→ **Exercise objective**
Restate every entry word for word.

→ **Records for processing**
==========

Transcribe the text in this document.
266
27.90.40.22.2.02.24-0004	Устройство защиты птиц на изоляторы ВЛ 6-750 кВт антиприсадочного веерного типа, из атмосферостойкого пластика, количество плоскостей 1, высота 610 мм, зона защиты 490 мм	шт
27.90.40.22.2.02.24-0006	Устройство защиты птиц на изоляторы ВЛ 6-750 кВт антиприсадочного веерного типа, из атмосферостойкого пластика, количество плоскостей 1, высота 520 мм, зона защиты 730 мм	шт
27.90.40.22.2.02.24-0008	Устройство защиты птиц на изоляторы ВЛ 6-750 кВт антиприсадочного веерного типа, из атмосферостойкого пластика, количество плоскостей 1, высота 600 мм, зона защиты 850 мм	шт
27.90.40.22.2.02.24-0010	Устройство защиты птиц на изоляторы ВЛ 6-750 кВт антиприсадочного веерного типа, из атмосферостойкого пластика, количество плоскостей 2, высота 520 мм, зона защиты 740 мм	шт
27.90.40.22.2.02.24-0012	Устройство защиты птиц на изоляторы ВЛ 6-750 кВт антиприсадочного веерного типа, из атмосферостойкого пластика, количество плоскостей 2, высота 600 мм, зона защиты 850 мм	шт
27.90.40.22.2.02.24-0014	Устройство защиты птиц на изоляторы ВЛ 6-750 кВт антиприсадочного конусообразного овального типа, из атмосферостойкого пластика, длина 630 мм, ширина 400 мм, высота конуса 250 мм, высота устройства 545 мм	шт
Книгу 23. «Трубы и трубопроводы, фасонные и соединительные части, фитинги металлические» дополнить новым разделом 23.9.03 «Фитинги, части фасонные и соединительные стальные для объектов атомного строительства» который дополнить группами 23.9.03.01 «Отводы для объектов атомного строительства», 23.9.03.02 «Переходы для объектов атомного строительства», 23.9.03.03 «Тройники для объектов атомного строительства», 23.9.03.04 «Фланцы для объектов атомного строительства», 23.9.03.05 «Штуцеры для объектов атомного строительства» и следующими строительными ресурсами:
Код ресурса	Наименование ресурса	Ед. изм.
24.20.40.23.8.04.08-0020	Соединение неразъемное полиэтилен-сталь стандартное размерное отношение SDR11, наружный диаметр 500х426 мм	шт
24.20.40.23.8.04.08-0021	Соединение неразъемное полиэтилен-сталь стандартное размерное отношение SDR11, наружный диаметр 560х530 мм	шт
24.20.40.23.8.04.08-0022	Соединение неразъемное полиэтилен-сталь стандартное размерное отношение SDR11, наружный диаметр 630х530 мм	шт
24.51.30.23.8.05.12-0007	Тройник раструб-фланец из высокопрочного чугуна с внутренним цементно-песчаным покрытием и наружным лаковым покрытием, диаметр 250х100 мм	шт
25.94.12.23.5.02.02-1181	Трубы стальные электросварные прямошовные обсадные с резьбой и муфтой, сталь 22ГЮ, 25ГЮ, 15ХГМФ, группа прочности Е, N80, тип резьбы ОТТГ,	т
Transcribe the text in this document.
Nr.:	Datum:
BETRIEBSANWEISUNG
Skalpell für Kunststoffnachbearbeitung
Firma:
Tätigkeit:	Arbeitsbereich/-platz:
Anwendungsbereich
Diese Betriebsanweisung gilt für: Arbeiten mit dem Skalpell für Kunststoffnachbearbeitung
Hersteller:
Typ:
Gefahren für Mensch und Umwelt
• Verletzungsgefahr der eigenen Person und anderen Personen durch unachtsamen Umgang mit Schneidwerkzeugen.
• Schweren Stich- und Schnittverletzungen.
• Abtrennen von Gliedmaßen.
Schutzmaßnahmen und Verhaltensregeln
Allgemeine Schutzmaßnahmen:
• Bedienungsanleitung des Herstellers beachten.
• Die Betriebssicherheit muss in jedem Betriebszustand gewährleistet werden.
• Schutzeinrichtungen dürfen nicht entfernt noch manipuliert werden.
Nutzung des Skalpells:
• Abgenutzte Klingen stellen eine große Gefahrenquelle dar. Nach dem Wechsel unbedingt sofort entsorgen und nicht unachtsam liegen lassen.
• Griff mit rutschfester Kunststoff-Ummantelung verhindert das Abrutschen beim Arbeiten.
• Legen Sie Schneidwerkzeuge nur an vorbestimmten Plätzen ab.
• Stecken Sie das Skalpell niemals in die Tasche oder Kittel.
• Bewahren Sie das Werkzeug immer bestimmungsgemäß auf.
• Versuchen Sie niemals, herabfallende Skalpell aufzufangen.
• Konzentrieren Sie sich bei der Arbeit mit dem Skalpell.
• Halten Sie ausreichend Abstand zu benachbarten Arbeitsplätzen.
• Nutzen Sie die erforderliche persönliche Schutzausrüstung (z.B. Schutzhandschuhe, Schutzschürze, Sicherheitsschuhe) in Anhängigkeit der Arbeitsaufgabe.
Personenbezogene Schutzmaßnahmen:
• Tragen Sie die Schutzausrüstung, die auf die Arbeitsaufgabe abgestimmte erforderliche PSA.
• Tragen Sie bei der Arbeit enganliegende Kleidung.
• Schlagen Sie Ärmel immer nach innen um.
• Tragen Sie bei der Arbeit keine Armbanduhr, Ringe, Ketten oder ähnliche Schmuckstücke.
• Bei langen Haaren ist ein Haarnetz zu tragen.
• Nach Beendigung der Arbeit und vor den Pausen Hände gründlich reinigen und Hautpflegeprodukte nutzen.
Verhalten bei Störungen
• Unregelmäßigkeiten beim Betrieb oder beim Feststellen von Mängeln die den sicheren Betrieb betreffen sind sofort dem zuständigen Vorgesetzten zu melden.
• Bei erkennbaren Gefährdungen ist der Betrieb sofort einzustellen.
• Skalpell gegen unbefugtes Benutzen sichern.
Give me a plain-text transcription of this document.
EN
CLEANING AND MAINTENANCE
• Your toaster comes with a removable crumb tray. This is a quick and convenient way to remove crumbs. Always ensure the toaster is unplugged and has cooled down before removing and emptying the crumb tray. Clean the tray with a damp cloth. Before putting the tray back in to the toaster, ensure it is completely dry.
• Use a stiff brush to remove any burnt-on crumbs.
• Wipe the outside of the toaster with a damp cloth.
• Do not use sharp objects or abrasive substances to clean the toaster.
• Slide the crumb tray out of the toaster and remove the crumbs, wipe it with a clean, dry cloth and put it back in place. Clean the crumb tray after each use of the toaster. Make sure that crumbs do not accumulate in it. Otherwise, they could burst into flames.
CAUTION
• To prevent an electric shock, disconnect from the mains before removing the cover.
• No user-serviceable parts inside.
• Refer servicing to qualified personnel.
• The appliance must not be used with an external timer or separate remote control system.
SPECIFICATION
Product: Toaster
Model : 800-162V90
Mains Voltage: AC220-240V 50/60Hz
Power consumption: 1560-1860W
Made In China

==========

→ **Final result**
Transcribe the text in this document.
266
27.90.40.22.2.02.24-0004	Устройство защиты птиц на изоляторы ВЛ 6-750 кВт антиприсадочного веерного типа, из атмосферостойкого пластика, количество плоскостей 1, высота 610 мм, зона защиты 490 мм	шт
27.90.40.22.2.02.24-0006	Устройство защиты птиц на изоляторы ВЛ 6-750 кВт антиприсадочного веерного типа, из атмосферостойкого пластика, количество плоскостей 1, высота 520 мм, зона защиты 730 мм	шт
27.90.40.22.2.02.24-0008	Устройство защиты птиц на изоляторы ВЛ 6-750 кВт антиприсадочного веерного типа, из атмосферостойкого пластика, количество плоскостей 1, высота 600 мм, зона защиты 850 мм	шт
27.90.40.22.2.02.24-0010	Устройство защиты птиц на изоляторы ВЛ 6-750 кВт антиприсадочного веерного типа, из атмосферостойкого пластика, количество плоскостей 2, высота 520 мм, зона защиты 740 мм	шт
27.90.40.22.2.02.24-0012	Устройство защиты птиц на изоляторы ВЛ 6-750 кВт антиприсадочного веерного типа, из атмосферостойкого пластика, количество плоскостей 2, высота 600 мм, зона защиты 850 мм	шт
27.90.40.22.2.02.24-0014	Устройство защиты птиц на изоляторы ВЛ 6-750 кВт антиприсадочного конусообразного овального типа, из атмосферостойкого пластика, длина 630 мм, ширина 400 мм, высота конуса 250 мм, высота устройства 545 мм	шт
Книгу 23. «Трубы и трубопроводы, фасонные и соединительные части, фитинги металлические» дополнить новым разделом 23.9.03 «Фитинги, части фасонные и соединительные стальные для объектов атомного строительства» который дополнить группами 23.9.03.01 «Отводы для объектов атомного строительства», 23.9.03.02 «Переходы для объектов атомного строительства», 23.9.03.03 «Тройники для объектов атомного строительства», 23.9.03.04 «Фланцы для объектов атомного строительства», 23.9.03.05 «Штуцеры для объектов атомного строительства» и следующими строительными ресурсами:
Код ресурса	Наименование ресурса	Ед. изм.
24.20.40.23.8.04.08-0020	Соединение неразъемное полиэтилен-сталь стандартное размерное отношение SDR11, наружный диаметр 500х426 мм	шт
24.20.40.23.8.04.08-0021	Соединение неразъемное полиэтилен-сталь стандартное размерное отношение SDR11, наружный диаметр 560х530 мм	шт
24.20.40.23.8.04.08-0022	Соединение неразъемное полиэтилен-сталь стандартное размерное отношение SDR11, наружный диаметр 630х530 мм	шт
24.51.30.23.8.05.12-0007	Тройник раструб-фланец из высокопрочного чугуна с внутренним цементно-песчаным покрытием и наружным лаковым покрытием, диаметр 250х100 мм	шт
25.94.12.23.5.02.02-1181	Трубы стальные электросварные прямошовные обсадные с резьбой и муфтой, сталь 22ГЮ, 25ГЮ, 15ХГМФ, группа прочности Е, N80, тип резьбы ОТТГ,	т
Transcribe the text in this document.
Nr.:	Datum:
BETRIEBSANWEISUNG
Skalpell für Kunststoffnachbearbeitung
Firma:
Tätigkeit:	Arbeitsbereich/-platz:
Anwendungsbereich
Diese Betriebsanweisung gilt für: Arbeiten mit dem Skalpell für Kunststoffnachbearbeitung
Hersteller:
Typ:
Gefahren für Mensch und Umwelt
• Verletzungsgefahr der eigenen Person und anderen Personen durch unachtsamen Umgang mit Schneidwerkzeugen.
• Schweren Stich- und Schnittverletzungen.
• Abtrennen von Gliedmaßen.
Schutzmaßnahmen und Verhaltensregeln
Allgemeine Schutzmaßnahmen:
• Bedienungsanleitung des Herstellers beachten.
• Die Betriebssicherheit muss in jedem Betriebszustand gewährleistet werden.
• Schutzeinrichtungen dürfen nicht entfernt noch manipuliert werden.
Nutzung des Skalpells:
• Abgenutzte Klingen stellen eine große Gefahrenquelle dar. Nach dem Wechsel unbedingt sofort entsorgen und nicht unachtsam liegen lassen.
• Griff mit rutschfester Kunststoff-Ummantelung verhindert das Abrutschen beim Arbeiten.
• Legen Sie Schneidwerkzeuge nur an vorbestimmten Plätzen ab.
• Stecken Sie das Skalpell niemals in die Tasche oder Kittel.
• Bewahren Sie das Werkzeug immer bestimmungsgemäß auf.
• Versuchen Sie niemals, herabfallende Skalpell aufzufangen.
• Konzentrieren Sie sich bei der Arbeit mit dem Skalpell.
• Halten Sie ausreichend Abstand zu benachbarten Arbeitsplätzen.
• Nutzen Sie die erforderliche persönliche Schutzausrüstung (z.B. Schutzhandschuhe, Schutzschürze, Sicherheitsschuhe) in Anhängigkeit der Arbeitsaufgabe.
Personenbezogene Schutzmaßnahmen:
• Tragen Sie die Schutzausrüstung, die auf die Arbeitsaufgabe abgestimmte erforderliche PSA.
• Tragen Sie bei der Arbeit enganliegende Kleidung.
• Schlagen Sie Ärmel immer nach innen um.
• Tragen Sie bei der Arbeit keine Armbanduhr, Ringe, Ketten oder ähnliche Schmuckstücke.
• Bei langen Haaren ist ein Haarnetz zu tragen.
• Nach Beendigung der Arbeit und vor den Pausen Hände gründlich reinigen und Hautpflegeprodukte nutzen.
Verhalten bei Störungen
• Unregelmäßigkeiten beim Betrieb oder beim Feststellen von Mängeln die den sicheren Betrieb betreffen sind sofort dem zuständigen Vorgesetzten zu melden.
• Bei erkennbaren Gefährdungen ist der Betrieb sofort einzustellen.
• Skalpell gegen unbefugtes Benutzen sichern.
Give me a plain-text transcription of this document.
EN
CLEANING AND MAINTENANCE
• Your toaster comes with a removable crumb tray. This is a quick and convenient way to remove crumbs. Always ensure the toaster is unplugged and has cooled down before removing and emptying the crumb tray. Clean the tray with a damp cloth. Before putting the tray back in to the toaster, ensure it is completely dry.
• Use a stiff brush to remove any burnt-on crumbs.
• Wipe the outside of the toaster with a damp cloth.
• Do not use sharp objects or abrasive substances to clean the toaster.
• Slide the crumb tray out of the toaster and remove the crumbs, wipe it with a clean, dry cloth and put it back in place. Clean the crumb tray after each use of the toaster. Make sure that crumbs do not accumulate in it. Otherwise, they could burst into flames.
CAUTION
• To prevent an electric shock, disconnect from the mains before removing the cover.
• No user-serviceable parts inside.
• Refer servicing to qualified personnel.
• The appliance must not be used with an external timer or separate remote control system.
SPECIFICATION
Product: Toaster
Model : 800-162V90
Mains Voltage: AC220-240V 50/60Hz
Power consumption: 1560-1860W
Made In China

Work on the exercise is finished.